**The problem:**
Copy out word for word the lines between the one holding "Enumerate the UI" and the one holding "search-button[interactable] [567,136,647,216]", inclusive.

>> START Supplied material

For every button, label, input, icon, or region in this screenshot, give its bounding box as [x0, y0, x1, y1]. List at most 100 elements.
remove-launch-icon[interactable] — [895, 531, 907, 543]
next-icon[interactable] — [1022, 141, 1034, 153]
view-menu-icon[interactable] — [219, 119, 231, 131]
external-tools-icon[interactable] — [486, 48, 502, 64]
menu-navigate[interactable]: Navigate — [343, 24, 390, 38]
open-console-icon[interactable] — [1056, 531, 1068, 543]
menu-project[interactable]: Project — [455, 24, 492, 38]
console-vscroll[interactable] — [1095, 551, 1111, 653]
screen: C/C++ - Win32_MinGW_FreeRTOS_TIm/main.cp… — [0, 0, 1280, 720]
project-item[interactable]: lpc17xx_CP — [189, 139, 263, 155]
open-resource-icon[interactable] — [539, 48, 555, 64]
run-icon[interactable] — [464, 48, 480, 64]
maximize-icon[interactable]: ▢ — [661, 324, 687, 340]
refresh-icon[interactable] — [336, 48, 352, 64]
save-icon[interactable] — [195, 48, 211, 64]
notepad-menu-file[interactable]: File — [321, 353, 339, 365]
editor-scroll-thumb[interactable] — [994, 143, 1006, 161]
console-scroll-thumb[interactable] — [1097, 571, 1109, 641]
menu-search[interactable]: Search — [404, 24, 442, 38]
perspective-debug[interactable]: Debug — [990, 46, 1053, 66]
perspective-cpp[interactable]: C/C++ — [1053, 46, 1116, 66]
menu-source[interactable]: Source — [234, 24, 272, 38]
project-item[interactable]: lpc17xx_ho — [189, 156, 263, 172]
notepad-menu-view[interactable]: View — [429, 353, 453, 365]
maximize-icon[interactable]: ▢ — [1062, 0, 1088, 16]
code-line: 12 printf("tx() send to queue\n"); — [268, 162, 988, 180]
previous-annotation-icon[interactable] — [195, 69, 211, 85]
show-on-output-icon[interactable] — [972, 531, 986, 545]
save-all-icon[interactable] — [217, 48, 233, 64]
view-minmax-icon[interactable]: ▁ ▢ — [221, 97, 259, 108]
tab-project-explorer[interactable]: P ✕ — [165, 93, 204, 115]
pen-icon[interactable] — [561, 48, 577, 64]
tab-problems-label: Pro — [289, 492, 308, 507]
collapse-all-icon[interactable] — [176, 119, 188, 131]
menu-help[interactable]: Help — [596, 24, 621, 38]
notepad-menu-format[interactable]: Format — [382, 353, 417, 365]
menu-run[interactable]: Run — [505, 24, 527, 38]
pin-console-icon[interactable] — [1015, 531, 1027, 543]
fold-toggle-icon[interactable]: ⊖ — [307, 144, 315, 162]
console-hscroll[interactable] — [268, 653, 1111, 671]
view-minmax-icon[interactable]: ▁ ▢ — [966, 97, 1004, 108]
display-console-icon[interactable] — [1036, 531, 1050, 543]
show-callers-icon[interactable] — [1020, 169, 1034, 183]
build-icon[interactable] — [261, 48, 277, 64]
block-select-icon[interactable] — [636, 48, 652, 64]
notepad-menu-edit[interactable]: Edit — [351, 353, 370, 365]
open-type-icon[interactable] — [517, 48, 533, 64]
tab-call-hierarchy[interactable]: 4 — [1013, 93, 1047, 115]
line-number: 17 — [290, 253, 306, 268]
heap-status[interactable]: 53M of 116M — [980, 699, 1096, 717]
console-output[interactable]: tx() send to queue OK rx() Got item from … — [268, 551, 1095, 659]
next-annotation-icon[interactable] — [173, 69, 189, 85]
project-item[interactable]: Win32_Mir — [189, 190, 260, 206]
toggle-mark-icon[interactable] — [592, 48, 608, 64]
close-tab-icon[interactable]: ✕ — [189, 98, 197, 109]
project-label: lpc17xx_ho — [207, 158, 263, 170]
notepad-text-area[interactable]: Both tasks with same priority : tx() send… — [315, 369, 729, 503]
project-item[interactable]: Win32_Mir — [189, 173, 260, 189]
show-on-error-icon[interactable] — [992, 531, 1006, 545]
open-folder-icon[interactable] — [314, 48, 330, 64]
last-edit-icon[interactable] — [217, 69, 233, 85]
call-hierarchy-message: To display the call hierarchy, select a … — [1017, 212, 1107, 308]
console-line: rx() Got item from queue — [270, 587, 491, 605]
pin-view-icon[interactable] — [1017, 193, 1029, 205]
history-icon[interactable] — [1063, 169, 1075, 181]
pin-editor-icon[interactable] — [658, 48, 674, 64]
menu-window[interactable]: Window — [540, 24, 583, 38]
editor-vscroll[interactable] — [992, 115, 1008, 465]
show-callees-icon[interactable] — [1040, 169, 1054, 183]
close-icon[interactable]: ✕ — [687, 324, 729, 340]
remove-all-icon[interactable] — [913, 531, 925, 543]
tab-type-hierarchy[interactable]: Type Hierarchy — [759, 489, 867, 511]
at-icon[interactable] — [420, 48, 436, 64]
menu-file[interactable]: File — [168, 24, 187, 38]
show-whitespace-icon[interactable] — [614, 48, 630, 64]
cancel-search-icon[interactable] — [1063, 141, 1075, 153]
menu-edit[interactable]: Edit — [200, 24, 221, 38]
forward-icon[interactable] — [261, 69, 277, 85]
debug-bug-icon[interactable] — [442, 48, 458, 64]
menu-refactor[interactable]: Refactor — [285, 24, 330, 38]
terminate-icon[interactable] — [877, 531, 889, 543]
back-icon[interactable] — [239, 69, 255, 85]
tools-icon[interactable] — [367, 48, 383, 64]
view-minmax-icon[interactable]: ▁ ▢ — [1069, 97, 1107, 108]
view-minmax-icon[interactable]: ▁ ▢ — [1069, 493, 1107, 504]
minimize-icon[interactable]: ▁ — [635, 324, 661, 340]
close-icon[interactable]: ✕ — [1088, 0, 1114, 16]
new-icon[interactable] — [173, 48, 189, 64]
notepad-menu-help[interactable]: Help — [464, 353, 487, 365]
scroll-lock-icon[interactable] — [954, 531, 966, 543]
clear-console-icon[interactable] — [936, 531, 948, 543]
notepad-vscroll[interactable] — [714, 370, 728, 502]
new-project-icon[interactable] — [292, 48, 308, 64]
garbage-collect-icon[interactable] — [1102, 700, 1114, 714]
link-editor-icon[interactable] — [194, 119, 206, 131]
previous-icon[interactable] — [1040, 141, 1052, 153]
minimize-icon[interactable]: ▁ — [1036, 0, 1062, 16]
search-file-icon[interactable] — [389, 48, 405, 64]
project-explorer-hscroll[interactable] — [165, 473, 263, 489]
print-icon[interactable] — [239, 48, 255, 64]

>> END Supplied material
>> START Supplied material

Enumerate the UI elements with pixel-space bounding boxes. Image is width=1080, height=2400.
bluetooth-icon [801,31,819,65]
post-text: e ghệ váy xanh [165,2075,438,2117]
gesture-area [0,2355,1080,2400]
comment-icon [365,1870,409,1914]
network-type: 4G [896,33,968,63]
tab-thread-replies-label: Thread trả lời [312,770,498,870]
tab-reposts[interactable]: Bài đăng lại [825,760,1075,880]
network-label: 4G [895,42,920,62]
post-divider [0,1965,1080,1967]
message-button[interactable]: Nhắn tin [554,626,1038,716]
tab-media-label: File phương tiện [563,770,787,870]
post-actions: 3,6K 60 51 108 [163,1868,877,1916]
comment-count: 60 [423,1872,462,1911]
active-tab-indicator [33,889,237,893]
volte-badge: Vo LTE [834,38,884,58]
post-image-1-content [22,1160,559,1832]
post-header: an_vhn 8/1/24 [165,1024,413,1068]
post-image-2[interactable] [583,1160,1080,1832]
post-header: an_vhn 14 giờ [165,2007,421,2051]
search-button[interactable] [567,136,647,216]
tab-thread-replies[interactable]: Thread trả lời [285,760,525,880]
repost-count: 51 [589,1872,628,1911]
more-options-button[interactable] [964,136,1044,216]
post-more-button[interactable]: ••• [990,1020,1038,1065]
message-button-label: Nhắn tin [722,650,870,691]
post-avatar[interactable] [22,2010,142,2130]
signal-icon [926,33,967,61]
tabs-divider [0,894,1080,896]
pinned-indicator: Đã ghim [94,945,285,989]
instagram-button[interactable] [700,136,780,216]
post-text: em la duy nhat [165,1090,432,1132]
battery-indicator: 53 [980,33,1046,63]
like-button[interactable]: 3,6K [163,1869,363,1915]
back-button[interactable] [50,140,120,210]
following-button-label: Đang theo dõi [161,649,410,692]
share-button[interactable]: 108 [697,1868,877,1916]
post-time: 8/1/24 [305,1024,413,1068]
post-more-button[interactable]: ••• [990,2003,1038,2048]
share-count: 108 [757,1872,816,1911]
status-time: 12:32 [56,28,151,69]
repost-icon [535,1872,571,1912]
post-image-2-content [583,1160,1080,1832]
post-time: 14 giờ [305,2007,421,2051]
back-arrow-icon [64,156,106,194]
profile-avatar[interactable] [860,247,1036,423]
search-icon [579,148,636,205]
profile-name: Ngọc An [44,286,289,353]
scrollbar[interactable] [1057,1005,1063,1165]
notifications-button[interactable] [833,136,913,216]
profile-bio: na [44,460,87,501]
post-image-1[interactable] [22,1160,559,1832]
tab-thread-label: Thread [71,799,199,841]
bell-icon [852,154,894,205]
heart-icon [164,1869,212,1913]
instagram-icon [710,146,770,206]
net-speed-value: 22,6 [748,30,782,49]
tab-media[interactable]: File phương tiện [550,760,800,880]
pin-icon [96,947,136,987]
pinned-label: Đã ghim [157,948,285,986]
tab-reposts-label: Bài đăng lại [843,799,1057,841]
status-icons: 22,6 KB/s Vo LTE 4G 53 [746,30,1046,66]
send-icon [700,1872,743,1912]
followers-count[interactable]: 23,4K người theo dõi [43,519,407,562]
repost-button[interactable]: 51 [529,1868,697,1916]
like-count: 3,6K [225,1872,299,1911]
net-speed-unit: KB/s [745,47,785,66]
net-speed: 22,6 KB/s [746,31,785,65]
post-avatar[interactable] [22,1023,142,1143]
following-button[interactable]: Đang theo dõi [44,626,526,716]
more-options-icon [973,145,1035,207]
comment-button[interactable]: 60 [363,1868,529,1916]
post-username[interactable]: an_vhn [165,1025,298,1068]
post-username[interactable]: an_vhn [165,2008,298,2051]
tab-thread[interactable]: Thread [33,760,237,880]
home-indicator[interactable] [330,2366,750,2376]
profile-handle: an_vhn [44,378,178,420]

>> END Supplied material
>> START Supplied material

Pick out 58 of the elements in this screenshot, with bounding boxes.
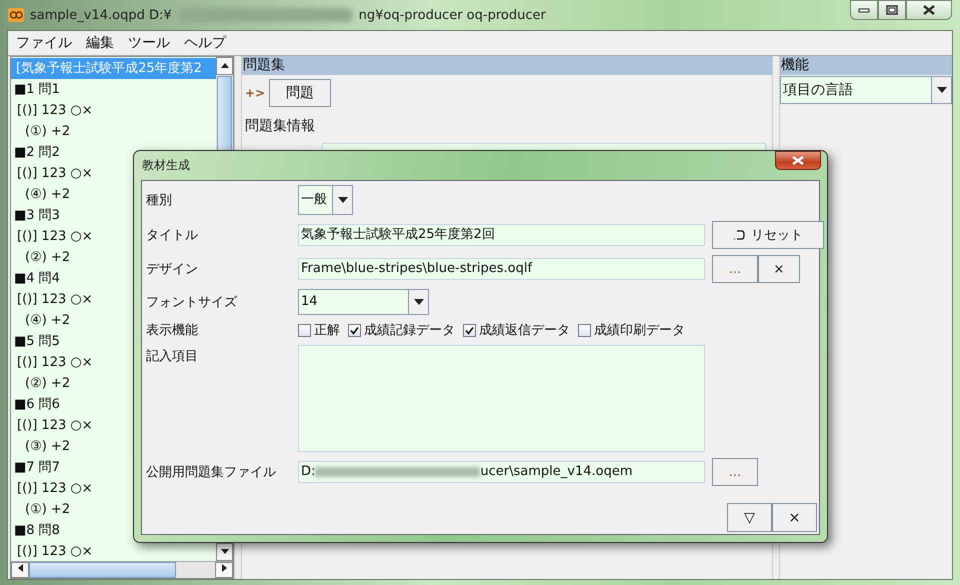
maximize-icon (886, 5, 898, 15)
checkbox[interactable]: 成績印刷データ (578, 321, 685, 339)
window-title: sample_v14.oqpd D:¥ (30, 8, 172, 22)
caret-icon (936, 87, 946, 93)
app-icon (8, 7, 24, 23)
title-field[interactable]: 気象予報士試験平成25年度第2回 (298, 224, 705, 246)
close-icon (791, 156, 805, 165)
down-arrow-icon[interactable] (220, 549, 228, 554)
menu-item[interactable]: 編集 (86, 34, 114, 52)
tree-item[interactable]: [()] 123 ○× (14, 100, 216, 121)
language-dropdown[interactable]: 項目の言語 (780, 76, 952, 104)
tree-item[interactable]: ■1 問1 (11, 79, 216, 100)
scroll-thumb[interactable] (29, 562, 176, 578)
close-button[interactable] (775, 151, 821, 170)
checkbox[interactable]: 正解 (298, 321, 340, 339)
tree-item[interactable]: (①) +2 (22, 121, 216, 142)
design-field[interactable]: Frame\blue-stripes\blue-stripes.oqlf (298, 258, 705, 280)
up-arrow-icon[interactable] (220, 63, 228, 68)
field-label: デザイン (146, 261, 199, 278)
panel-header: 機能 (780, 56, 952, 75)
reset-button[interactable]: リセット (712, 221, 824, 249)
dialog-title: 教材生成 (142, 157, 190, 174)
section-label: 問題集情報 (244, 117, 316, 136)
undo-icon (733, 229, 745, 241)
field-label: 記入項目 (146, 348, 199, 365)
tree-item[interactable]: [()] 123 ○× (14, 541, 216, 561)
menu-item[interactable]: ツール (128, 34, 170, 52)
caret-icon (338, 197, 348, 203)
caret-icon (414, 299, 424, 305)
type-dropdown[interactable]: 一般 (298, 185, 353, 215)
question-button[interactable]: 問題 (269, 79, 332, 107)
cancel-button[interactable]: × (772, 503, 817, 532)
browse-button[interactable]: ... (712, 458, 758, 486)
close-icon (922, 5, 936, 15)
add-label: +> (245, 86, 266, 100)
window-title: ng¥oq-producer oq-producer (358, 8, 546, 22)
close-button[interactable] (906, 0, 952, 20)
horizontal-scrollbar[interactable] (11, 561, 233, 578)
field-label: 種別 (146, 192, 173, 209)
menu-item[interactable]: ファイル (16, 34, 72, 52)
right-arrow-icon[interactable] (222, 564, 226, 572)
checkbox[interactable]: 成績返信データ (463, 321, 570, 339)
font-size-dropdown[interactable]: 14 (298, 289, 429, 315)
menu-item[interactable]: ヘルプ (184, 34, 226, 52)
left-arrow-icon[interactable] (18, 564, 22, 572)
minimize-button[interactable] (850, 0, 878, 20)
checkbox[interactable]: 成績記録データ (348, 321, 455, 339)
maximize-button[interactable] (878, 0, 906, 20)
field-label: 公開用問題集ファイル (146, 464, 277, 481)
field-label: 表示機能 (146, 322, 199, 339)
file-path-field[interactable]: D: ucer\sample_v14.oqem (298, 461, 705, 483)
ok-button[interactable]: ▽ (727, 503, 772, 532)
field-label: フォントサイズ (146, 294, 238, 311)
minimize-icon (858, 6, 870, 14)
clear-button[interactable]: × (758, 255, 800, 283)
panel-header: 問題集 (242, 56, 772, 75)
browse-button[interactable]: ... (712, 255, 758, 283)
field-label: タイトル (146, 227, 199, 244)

>> END Supplied material

**Answer to the problem:**
Enumerate the UI elements with pixel-space bounding boxes. Image is width=1080, height=2400.
bluetooth-icon [801,31,819,65]
post-text: e ghệ váy xanh [165,2075,438,2117]
gesture-area [0,2355,1080,2400]
comment-icon [365,1870,409,1914]
network-type: 4G [896,33,968,63]
tab-thread-replies-label: Thread trả lời [312,770,498,870]
tab-reposts[interactable]: Bài đăng lại [825,760,1075,880]
network-label: 4G [895,42,920,62]
post-divider [0,1965,1080,1967]
message-button[interactable]: Nhắn tin [554,626,1038,716]
tab-media-label: File phương tiện [563,770,787,870]
post-actions: 3,6K 60 51 108 [163,1868,877,1916]
comment-count: 60 [423,1872,462,1911]
active-tab-indicator [33,889,237,893]
volte-badge: Vo LTE [834,38,884,58]
post-image-1-content [22,1160,559,1832]
post-header: an_vhn 8/1/24 [165,1024,413,1068]
post-image-2[interactable] [583,1160,1080,1832]
post-header: an_vhn 14 giờ [165,2007,421,2051]
search-button[interactable] [567,136,647,216]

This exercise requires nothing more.